---------- Exercise data

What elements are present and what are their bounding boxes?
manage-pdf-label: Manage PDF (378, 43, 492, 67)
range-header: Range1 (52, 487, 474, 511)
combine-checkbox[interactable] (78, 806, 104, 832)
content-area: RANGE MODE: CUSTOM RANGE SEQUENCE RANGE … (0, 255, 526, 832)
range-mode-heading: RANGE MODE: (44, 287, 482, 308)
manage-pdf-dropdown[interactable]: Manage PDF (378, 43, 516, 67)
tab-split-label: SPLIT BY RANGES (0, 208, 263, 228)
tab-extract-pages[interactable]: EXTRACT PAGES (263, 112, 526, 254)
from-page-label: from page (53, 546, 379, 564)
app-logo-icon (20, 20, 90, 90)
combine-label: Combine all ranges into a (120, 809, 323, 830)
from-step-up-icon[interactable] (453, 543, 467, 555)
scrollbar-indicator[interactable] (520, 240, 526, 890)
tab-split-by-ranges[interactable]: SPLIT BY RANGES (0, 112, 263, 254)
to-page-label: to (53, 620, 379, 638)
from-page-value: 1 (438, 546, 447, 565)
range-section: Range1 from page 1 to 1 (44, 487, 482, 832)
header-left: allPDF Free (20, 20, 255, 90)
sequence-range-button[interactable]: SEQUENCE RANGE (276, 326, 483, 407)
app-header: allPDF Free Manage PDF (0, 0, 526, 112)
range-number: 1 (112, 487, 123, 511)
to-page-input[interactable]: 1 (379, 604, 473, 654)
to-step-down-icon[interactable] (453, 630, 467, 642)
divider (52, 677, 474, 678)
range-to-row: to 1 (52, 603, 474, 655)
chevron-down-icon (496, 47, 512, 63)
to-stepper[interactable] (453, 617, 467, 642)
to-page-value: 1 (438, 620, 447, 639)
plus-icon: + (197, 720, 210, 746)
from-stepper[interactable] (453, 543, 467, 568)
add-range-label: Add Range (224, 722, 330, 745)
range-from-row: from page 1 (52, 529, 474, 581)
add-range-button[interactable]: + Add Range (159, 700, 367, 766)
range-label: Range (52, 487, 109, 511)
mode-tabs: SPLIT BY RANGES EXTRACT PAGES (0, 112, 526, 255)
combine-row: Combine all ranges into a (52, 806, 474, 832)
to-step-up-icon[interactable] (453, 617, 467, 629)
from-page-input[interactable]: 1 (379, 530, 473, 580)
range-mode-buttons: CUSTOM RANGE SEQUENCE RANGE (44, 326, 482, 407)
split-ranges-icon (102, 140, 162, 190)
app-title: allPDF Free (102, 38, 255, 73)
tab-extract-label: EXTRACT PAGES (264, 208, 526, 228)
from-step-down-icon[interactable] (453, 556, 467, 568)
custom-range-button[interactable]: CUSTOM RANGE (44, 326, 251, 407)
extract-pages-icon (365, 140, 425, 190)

--------------------

> **Exercise task**
Rewrite the listing with "Add Range" changed to "New Range" everywhere it occurs, leaving all other text unchanged.

> **Solution for this task**
What elements are present and what are their bounding boxes?
manage-pdf-label: Manage PDF (378, 43, 492, 67)
range-header: Range1 (52, 487, 474, 511)
combine-checkbox[interactable] (78, 806, 104, 832)
content-area: RANGE MODE: CUSTOM RANGE SEQUENCE RANGE … (0, 255, 526, 832)
range-mode-heading: RANGE MODE: (44, 287, 482, 308)
manage-pdf-dropdown[interactable]: Manage PDF (378, 43, 516, 67)
tab-split-label: SPLIT BY RANGES (0, 208, 263, 228)
tab-extract-pages[interactable]: EXTRACT PAGES (263, 112, 526, 254)
from-page-label: from page (53, 546, 379, 564)
app-logo-icon (20, 20, 90, 90)
combine-label: Combine all ranges into a (120, 809, 323, 830)
from-step-up-icon[interactable] (453, 543, 467, 555)
scrollbar-indicator[interactable] (520, 240, 526, 890)
tab-split-by-ranges[interactable]: SPLIT BY RANGES (0, 112, 263, 254)
to-page-label: to (53, 620, 379, 638)
from-page-value: 1 (438, 546, 447, 565)
range-section: Range1 from page 1 to 1 (44, 487, 482, 832)
header-left: allPDF Free (20, 20, 255, 90)
sequence-range-button[interactable]: SEQUENCE RANGE (276, 326, 483, 407)
app-header: allPDF Free Manage PDF (0, 0, 526, 112)
range-number: 1 (112, 487, 123, 511)
to-page-input[interactable]: 1 (379, 604, 473, 654)
to-step-down-icon[interactable] (453, 630, 467, 642)
divider (52, 677, 474, 678)
range-to-row: to 1 (52, 603, 474, 655)
chevron-down-icon (496, 47, 512, 63)
to-stepper[interactable] (453, 617, 467, 642)
to-page-value: 1 (438, 620, 447, 639)
plus-icon: + (197, 720, 210, 746)
from-stepper[interactable] (453, 543, 467, 568)
add-range-label: New Range (224, 722, 330, 745)
range-from-row: from page 1 (52, 529, 474, 581)
add-range-button[interactable]: + New Range (159, 700, 367, 766)
range-label: Range (52, 487, 109, 511)
mode-tabs: SPLIT BY RANGES EXTRACT PAGES (0, 112, 526, 255)
combine-row: Combine all ranges into a (52, 806, 474, 832)
to-step-up-icon[interactable] (453, 617, 467, 629)
from-page-input[interactable]: 1 (379, 530, 473, 580)
range-mode-buttons: CUSTOM RANGE SEQUENCE RANGE (44, 326, 482, 407)
split-ranges-icon (102, 140, 162, 190)
app-title: allPDF Free (102, 38, 255, 73)
tab-extract-label: EXTRACT PAGES (264, 208, 526, 228)
from-step-down-icon[interactable] (453, 556, 467, 568)
custom-range-button[interactable]: CUSTOM RANGE (44, 326, 251, 407)
extract-pages-icon (365, 140, 425, 190)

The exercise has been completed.